*Problem*: Reproduce the records below in full and exactly, without their images.

··· Given records ···

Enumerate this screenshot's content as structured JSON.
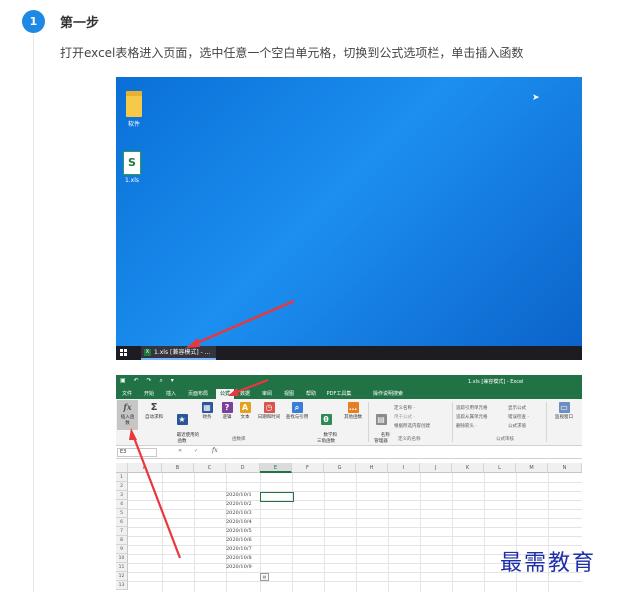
{
  "step": {
    "number": "1",
    "title": "第一步",
    "description": "打开excel表格进入页面，选中任意一个空白单元格，切换到公式选项栏，单击插入函数"
  },
  "desktop": {
    "icons": [
      {
        "label": "软件",
        "type": "folder"
      },
      {
        "label": "1.xls",
        "type": "xls"
      }
    ],
    "taskbar_item": "1.xls [兼容模式] - ..."
  },
  "excel": {
    "title_file": "1.xls [兼容模式] - Excel",
    "tabs": [
      "文件",
      "开始",
      "插入",
      "页面布局",
      "公式",
      "数据",
      "审阅",
      "视图",
      "帮助",
      "PDF工具集",
      "操作说明搜索"
    ],
    "active_tab": "公式",
    "ribbon_buttons": [
      {
        "label": "插入函数",
        "icon": "fx"
      },
      {
        "label": "自动求和",
        "icon": "Σ"
      },
      {
        "label": "最近使用的\n函数",
        "icon": "★"
      },
      {
        "label": "财务",
        "icon": "▦"
      },
      {
        "label": "逻辑",
        "icon": "?"
      },
      {
        "label": "文本",
        "icon": "A"
      },
      {
        "label": "日期和时间",
        "icon": "◷"
      },
      {
        "label": "查找与引用",
        "icon": "⌕"
      },
      {
        "label": "数学和\n三角函数",
        "icon": "θ"
      },
      {
        "label": "其他函数",
        "icon": "…"
      },
      {
        "label": "名称\n管理器",
        "icon": "▤"
      }
    ],
    "group_labels": [
      "函数库",
      "定义的名称",
      "公式审核"
    ],
    "defined_names": [
      "定义名称 ·",
      "用于公式 ·",
      "根据所选内容创建"
    ],
    "audit_items": [
      "追踪引用单元格",
      "追踪从属单元格",
      "删除箭头 ·",
      "显示公式",
      "错误检查 ·",
      "公式求值"
    ],
    "watch_window": "监视窗口",
    "name_box": "E3",
    "formula_symbol": "fx",
    "columns": [
      "A",
      "B",
      "C",
      "D",
      "E",
      "F",
      "G",
      "H",
      "I",
      "J",
      "K",
      "L",
      "M",
      "N"
    ],
    "rows": [
      "1",
      "2",
      "3",
      "4",
      "5",
      "6",
      "7",
      "8",
      "9",
      "10",
      "11",
      "12",
      "13"
    ],
    "dates": [
      "2020/10/1",
      "2020/10/2",
      "2020/10/3",
      "2020/10/4",
      "2020/10/5",
      "2020/10/6",
      "2020/10/7",
      "2020/10/8",
      "2020/10/9"
    ]
  },
  "watermark": "最需教育",
  "colors": {
    "badge": "#1e88e5",
    "excel_green": "#217346",
    "arrow": "#e8383d",
    "watermark": "#1e2fa8"
  }
}
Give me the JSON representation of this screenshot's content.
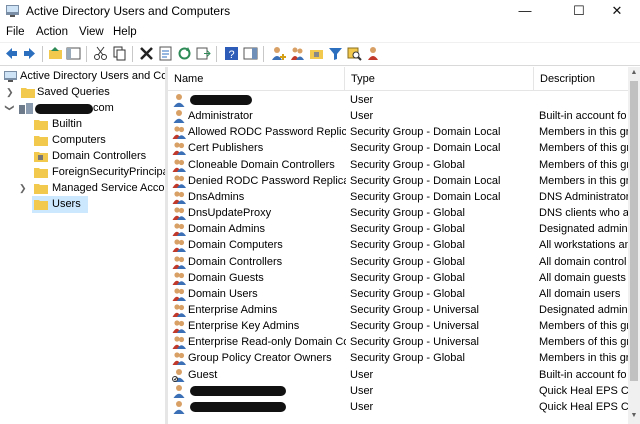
{
  "window": {
    "title": "Active Directory Users and Computers",
    "minimize": "—",
    "maximize": "☐",
    "close": "✕"
  },
  "menu": [
    "File",
    "Action",
    "View",
    "Help"
  ],
  "tree": [
    {
      "label": "Active Directory Users and Com",
      "icon": "ad-console-icon"
    },
    {
      "label": "Saved Queries",
      "icon": "folder-icon"
    },
    {
      "label": ".com",
      "icon": "domain-icon"
    },
    {
      "label": "Builtin",
      "icon": "folder-icon"
    },
    {
      "label": "Computers",
      "icon": "folder-icon"
    },
    {
      "label": "Domain Controllers",
      "icon": "ou-folder-icon"
    },
    {
      "label": "ForeignSecurityPrincipals",
      "icon": "folder-icon"
    },
    {
      "label": "Managed Service Accour",
      "icon": "folder-icon"
    },
    {
      "label": "Users",
      "icon": "folder-icon"
    }
  ],
  "columns": {
    "name": "Name",
    "type": "Type",
    "description": "Description"
  },
  "rows": [
    {
      "name": "",
      "type": "User",
      "desc": "",
      "icon": "user-icon"
    },
    {
      "name": "Administrator",
      "type": "User",
      "desc": "Built-in account fo",
      "icon": "user-icon"
    },
    {
      "name": "Allowed RODC Password Replica...",
      "type": "Security Group - Domain Local",
      "desc": "Members in this gr",
      "icon": "group-icon"
    },
    {
      "name": "Cert Publishers",
      "type": "Security Group - Domain Local",
      "desc": "Members of this gr",
      "icon": "group-icon"
    },
    {
      "name": "Cloneable Domain Controllers",
      "type": "Security Group - Global",
      "desc": "Members of this gr",
      "icon": "group-icon"
    },
    {
      "name": "Denied RODC Password Replicati...",
      "type": "Security Group - Domain Local",
      "desc": "Members in this gr",
      "icon": "group-icon"
    },
    {
      "name": "DnsAdmins",
      "type": "Security Group - Domain Local",
      "desc": "DNS Administrator",
      "icon": "group-icon"
    },
    {
      "name": "DnsUpdateProxy",
      "type": "Security Group - Global",
      "desc": "DNS clients who ar",
      "icon": "group-icon"
    },
    {
      "name": "Domain Admins",
      "type": "Security Group - Global",
      "desc": "Designated admini",
      "icon": "group-icon"
    },
    {
      "name": "Domain Computers",
      "type": "Security Group - Global",
      "desc": "All workstations an",
      "icon": "group-icon"
    },
    {
      "name": "Domain Controllers",
      "type": "Security Group - Global",
      "desc": "All domain control",
      "icon": "group-icon"
    },
    {
      "name": "Domain Guests",
      "type": "Security Group - Global",
      "desc": "All domain guests",
      "icon": "group-icon"
    },
    {
      "name": "Domain Users",
      "type": "Security Group - Global",
      "desc": "All domain users",
      "icon": "group-icon"
    },
    {
      "name": "Enterprise Admins",
      "type": "Security Group - Universal",
      "desc": "Designated admini",
      "icon": "group-icon"
    },
    {
      "name": "Enterprise Key Admins",
      "type": "Security Group - Universal",
      "desc": "Members of this gr",
      "icon": "group-icon"
    },
    {
      "name": "Enterprise Read-only Domain Co...",
      "type": "Security Group - Universal",
      "desc": "Members of this gr",
      "icon": "group-icon"
    },
    {
      "name": "Group Policy Creator Owners",
      "type": "Security Group - Global",
      "desc": "Members in this gr",
      "icon": "group-icon"
    },
    {
      "name": "Guest",
      "type": "User",
      "desc": "Built-in account fo",
      "icon": "user-disabled-icon"
    },
    {
      "name": "",
      "type": "User",
      "desc": "Quick Heal EPS Co",
      "icon": "user-icon"
    },
    {
      "name": "",
      "type": "User",
      "desc": "Quick Heal EPS Co",
      "icon": "user-icon"
    }
  ],
  "colors": {
    "user_head": "#d9a066",
    "user_body": "#3b6fb6",
    "group_body": "#c0392b",
    "folder": "#f2c94c"
  }
}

···

*Answer to this task*:
Enumerate this screenshot's content as structured JSON.
{
  "step": {
    "number": "1",
    "title": "第一步",
    "description": "打开excel表格进入页面，选中任意一个空白单元格，切换到公式选项栏，单击插入函数"
  },
  "desktop": {
    "icons": [
      {
        "label": "软件",
        "type": "folder"
      },
      {
        "label": "1.xls",
        "type": "xls"
      }
    ],
    "taskbar_item": "1.xls [兼容模式] - ..."
  },
  "excel": {
    "title_file": "1.xls [兼容模式] - Excel",
    "tabs": [
      "文件",
      "开始",
      "插入",
      "页面布局",
      "公式",
      "数据",
      "审阅",
      "视图",
      "帮助",
      "PDF工具集",
      "操作说明搜索"
    ],
    "active_tab": "公式",
    "ribbon_buttons": [
      {
        "label": "插入函数",
        "icon": "fx"
      },
      {
        "label": "自动求和",
        "icon": "Σ"
      },
      {
        "label": "最近使用的\n函数",
        "icon": "★"
      },
      {
        "label": "财务",
        "icon": "▦"
      },
      {
        "label": "逻辑",
        "icon": "?"
      },
      {
        "label": "文本",
        "icon": "A"
      },
      {
        "label": "日期和时间",
        "icon": "◷"
      },
      {
        "label": "查找与引用",
        "icon": "⌕"
      },
      {
        "label": "数学和\n三角函数",
        "icon": "θ"
      },
      {
        "label": "其他函数",
        "icon": "…"
      },
      {
        "label": "名称\n管理器",
        "icon": "▤"
      }
    ],
    "group_labels": [
      "函数库",
      "定义的名称",
      "公式审核"
    ],
    "defined_names": [
      "定义名称 ·",
      "用于公式 ·",
      "根据所选内容创建"
    ],
    "audit_items": [
      "追踪引用单元格",
      "追踪从属单元格",
      "删除箭头 ·",
      "显示公式",
      "错误检查 ·",
      "公式求值"
    ],
    "watch_window": "监视窗口",
    "name_box": "E3",
    "formula_symbol": "fx",
    "columns": [
      "A",
      "B",
      "C",
      "D",
      "E",
      "F",
      "G",
      "H",
      "I",
      "J",
      "K",
      "L",
      "M",
      "N"
    ],
    "rows": [
      "1",
      "2",
      "3",
      "4",
      "5",
      "6",
      "7",
      "8",
      "9",
      "10",
      "11",
      "12",
      "13"
    ],
    "dates": [
      "2020/10/1",
      "2020/10/2",
      "2020/10/3",
      "2020/10/4",
      "2020/10/5",
      "2020/10/6",
      "2020/10/7",
      "2020/10/8",
      "2020/10/9"
    ]
  },
  "watermark": "最需教育",
  "colors": {
    "badge": "#1e88e5",
    "excel_green": "#217346",
    "arrow": "#e8383d",
    "watermark": "#1e2fa8"
  }
}
Give me the JSON representation of this screenshot's content.
{
  "window": {
    "title": "Active Directory Users and Computers",
    "minimize": "—",
    "maximize": "☐",
    "close": "✕"
  },
  "menu": [
    "File",
    "Action",
    "View",
    "Help"
  ],
  "tree": [
    {
      "label": "Active Directory Users and Com",
      "icon": "ad-console-icon"
    },
    {
      "label": "Saved Queries",
      "icon": "folder-icon"
    },
    {
      "label": ".com",
      "icon": "domain-icon"
    },
    {
      "label": "Builtin",
      "icon": "folder-icon"
    },
    {
      "label": "Computers",
      "icon": "folder-icon"
    },
    {
      "label": "Domain Controllers",
      "icon": "ou-folder-icon"
    },
    {
      "label": "ForeignSecurityPrincipals",
      "icon": "folder-icon"
    },
    {
      "label": "Managed Service Accour",
      "icon": "folder-icon"
    },
    {
      "label": "Users",
      "icon": "folder-icon"
    }
  ],
  "columns": {
    "name": "Name",
    "type": "Type",
    "description": "Description"
  },
  "rows": [
    {
      "name": "",
      "type": "User",
      "desc": "",
      "icon": "user-icon"
    },
    {
      "name": "Administrator",
      "type": "User",
      "desc": "Built-in account fo",
      "icon": "user-icon"
    },
    {
      "name": "Allowed RODC Password Replica...",
      "type": "Security Group - Domain Local",
      "desc": "Members in this gr",
      "icon": "group-icon"
    },
    {
      "name": "Cert Publishers",
      "type": "Security Group - Domain Local",
      "desc": "Members of this gr",
      "icon": "group-icon"
    },
    {
      "name": "Cloneable Domain Controllers",
      "type": "Security Group - Global",
      "desc": "Members of this gr",
      "icon": "group-icon"
    },
    {
      "name": "Denied RODC Password Replicati...",
      "type": "Security Group - Domain Local",
      "desc": "Members in this gr",
      "icon": "group-icon"
    },
    {
      "name": "DnsAdmins",
      "type": "Security Group - Domain Local",
      "desc": "DNS Administrator",
      "icon": "group-icon"
    },
    {
      "name": "DnsUpdateProxy",
      "type": "Security Group - Global",
      "desc": "DNS clients who ar",
      "icon": "group-icon"
    },
    {
      "name": "Domain Admins",
      "type": "Security Group - Global",
      "desc": "Designated admini",
      "icon": "group-icon"
    },
    {
      "name": "Domain Computers",
      "type": "Security Group - Global",
      "desc": "All workstations an",
      "icon": "group-icon"
    },
    {
      "name": "Domain Controllers",
      "type": "Security Group - Global",
      "desc": "All domain control",
      "icon": "group-icon"
    },
    {
      "name": "Domain Guests",
      "type": "Security Group - Global",
      "desc": "All domain guests",
      "icon": "group-icon"
    },
    {
      "name": "Domain Users",
      "type": "Security Group - Global",
      "desc": "All domain users",
      "icon": "group-icon"
    },
    {
      "name": "Enterprise Admins",
      "type": "Security Group - Universal",
      "desc": "Designated admini",
      "icon": "group-icon"
    },
    {
      "name": "Enterprise Key Admins",
      "type": "Security Group - Universal",
      "desc": "Members of this gr",
      "icon": "group-icon"
    },
    {
      "name": "Enterprise Read-only Domain Co...",
      "type": "Security Group - Universal",
      "desc": "Members of this gr",
      "icon": "group-icon"
    },
    {
      "name": "Group Policy Creator Owners",
      "type": "Security Group - Global",
      "desc": "Members in this gr",
      "icon": "group-icon"
    },
    {
      "name": "Guest",
      "type": "User",
      "desc": "Built-in account fo",
      "icon": "user-disabled-icon"
    },
    {
      "name": "",
      "type": "User",
      "desc": "Quick Heal EPS Co",
      "icon": "user-icon"
    },
    {
      "name": "",
      "type": "User",
      "desc": "Quick Heal EPS Co",
      "icon": "user-icon"
    }
  ],
  "colors": {
    "user_head": "#d9a066",
    "user_body": "#3b6fb6",
    "group_body": "#c0392b",
    "folder": "#f2c94c"
  }
}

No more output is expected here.